**Document**
For one thing, typename const Array<T>::Iterator is wrong. It should be const typename Array<T>::Iterator. Since typename is for helping the compiler know what to do with something after a ::, always put it immediately left of your A::B::C -type pattern.

You can't name a specialization of a function template as a friend before the general template has been declared. And you can't declare that template until the type Array<T>::Iterator has been declared.

One thing you could do: Make the entire function template a friend, not just the one specialization.

template<class T>
class Array
{
public:
    class Iterator
    {
    public:
        template <class U> friend
        typename Array<U>::Iterator operator+(
            const int, const typename Array<U>::Iterator&);
    };
};

template <class T>
typename Array<T>::Iterator operator+(
    const int, const typename Array<T>::Iterator& it)
{
    return it;
}

It's a little bit sloppy in granting friendship, but gets the job done.

**Short task**
Extend the answer about making operator+ a friend of the nested Iterator class, starting after its final sentence.

**Data rows**
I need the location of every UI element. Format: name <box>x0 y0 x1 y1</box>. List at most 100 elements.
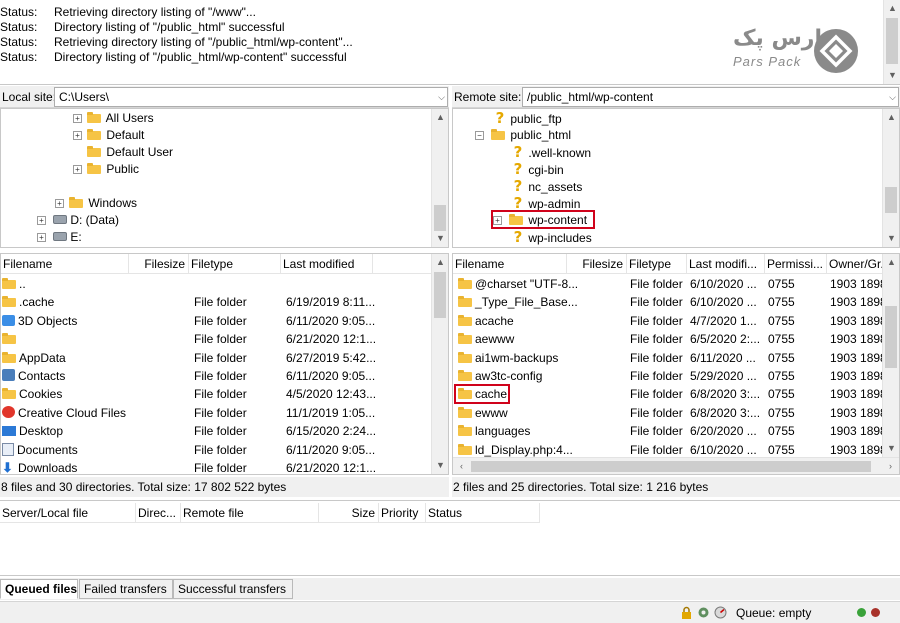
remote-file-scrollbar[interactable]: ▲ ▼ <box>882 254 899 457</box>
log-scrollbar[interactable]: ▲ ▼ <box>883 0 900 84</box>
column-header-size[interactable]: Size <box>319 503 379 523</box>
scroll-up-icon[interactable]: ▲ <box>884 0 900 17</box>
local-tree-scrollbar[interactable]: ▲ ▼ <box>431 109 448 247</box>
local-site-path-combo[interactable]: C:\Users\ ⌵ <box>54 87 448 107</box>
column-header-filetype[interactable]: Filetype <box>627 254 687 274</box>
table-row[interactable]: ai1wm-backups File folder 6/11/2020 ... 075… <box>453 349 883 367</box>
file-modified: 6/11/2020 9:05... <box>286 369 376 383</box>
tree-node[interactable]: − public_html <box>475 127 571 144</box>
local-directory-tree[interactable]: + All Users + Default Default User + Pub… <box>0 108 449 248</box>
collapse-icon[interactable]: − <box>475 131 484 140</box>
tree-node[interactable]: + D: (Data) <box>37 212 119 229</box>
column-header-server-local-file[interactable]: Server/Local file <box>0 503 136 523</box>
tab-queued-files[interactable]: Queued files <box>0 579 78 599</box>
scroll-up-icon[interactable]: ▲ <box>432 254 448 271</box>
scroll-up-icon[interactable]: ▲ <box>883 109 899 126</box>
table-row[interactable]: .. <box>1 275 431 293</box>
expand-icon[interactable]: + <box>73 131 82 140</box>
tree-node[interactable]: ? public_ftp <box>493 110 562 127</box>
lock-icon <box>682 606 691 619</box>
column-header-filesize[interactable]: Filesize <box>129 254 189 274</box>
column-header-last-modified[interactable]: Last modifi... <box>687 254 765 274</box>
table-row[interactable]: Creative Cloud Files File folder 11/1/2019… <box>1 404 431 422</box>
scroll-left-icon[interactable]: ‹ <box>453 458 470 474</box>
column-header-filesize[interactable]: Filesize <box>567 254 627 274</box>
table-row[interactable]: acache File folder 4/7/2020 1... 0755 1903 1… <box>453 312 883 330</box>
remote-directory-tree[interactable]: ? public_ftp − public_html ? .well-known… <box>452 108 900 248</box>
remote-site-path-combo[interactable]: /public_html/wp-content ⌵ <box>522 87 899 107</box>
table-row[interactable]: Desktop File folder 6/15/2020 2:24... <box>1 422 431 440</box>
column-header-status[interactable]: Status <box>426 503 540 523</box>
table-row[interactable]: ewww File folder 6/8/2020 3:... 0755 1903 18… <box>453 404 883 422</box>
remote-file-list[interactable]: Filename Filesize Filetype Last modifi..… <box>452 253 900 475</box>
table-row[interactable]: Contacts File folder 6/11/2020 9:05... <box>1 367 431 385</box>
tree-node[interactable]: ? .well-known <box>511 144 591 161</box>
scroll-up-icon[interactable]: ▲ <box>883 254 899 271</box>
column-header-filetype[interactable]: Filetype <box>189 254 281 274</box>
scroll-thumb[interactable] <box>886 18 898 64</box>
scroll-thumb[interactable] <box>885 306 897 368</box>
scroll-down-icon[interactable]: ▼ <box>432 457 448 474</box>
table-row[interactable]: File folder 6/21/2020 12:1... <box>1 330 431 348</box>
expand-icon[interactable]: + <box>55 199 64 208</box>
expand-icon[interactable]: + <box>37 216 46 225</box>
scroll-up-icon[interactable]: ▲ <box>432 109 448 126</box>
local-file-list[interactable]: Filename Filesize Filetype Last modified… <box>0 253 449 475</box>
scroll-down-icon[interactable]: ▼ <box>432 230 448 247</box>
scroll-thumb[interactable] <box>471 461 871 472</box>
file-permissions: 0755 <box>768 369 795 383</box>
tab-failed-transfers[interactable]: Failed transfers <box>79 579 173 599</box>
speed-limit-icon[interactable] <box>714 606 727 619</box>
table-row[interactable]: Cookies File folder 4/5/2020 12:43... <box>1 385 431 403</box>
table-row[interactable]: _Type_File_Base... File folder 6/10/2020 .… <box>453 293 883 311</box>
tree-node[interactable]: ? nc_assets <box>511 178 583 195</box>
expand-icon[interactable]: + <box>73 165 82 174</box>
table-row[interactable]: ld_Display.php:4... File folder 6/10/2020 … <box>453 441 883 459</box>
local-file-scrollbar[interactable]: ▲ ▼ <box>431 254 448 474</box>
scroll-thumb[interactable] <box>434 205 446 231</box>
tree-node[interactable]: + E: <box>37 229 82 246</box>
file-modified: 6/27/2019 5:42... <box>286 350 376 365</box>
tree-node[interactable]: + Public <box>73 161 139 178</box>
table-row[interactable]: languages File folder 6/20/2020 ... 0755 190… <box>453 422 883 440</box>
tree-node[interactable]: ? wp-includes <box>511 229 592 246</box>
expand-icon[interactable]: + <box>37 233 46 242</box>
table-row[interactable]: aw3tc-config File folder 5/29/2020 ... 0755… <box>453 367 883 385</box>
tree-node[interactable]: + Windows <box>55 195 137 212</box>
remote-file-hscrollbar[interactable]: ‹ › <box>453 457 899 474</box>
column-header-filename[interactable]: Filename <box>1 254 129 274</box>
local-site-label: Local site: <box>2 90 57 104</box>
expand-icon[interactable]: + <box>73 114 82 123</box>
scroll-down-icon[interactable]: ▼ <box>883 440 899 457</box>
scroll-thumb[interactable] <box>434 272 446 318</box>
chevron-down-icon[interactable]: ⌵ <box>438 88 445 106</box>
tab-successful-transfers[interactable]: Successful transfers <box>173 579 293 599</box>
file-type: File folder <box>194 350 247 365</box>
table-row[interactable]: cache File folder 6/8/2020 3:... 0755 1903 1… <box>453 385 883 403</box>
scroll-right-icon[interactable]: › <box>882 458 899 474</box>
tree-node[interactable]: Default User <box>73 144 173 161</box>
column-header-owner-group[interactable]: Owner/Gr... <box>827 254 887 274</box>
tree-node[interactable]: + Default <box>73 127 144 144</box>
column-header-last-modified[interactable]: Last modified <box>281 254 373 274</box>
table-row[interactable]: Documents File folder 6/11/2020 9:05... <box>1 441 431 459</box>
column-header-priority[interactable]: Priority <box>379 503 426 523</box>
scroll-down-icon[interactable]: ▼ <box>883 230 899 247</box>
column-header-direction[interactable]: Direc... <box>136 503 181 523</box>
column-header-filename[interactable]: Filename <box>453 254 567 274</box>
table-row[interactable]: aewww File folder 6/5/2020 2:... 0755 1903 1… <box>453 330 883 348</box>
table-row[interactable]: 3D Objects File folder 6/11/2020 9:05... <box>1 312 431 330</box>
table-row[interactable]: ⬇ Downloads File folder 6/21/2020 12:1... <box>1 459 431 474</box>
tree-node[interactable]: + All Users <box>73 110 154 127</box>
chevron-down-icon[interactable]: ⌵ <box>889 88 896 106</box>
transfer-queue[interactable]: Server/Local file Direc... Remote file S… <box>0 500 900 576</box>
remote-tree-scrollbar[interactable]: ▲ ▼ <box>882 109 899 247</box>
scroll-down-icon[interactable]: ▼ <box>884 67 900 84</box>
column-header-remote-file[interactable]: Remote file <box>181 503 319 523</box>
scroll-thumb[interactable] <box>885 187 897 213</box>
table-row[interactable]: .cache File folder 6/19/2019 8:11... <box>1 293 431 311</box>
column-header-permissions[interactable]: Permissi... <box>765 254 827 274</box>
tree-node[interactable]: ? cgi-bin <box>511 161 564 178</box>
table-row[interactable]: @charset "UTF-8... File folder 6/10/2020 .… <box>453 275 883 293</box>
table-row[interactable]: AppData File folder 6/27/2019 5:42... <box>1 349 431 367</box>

**Task answer**
Or, if you're willing to move the definition of nested class Iterator later in the file:

template<class T>
class Array
{
public:
    class Iterator;
};

template <class T>
typename Array<T>::Iterator operator+(
    const int, const typename Array<T>::Iterator& it);

template <class T>
class Array<T>::Iterator
{
public:
    friend Iterator operator+<T>(const int, const Iterator&);
};

template <class T>
typename Array<T>::Iterator operator+(
    const int, const typename Array<T>::Iterator& it)
{
    return it;
}

That takes care of how to declare and define them. Unfortunately, this operator+ is not easy to use, because of the details of template argument deduction rules....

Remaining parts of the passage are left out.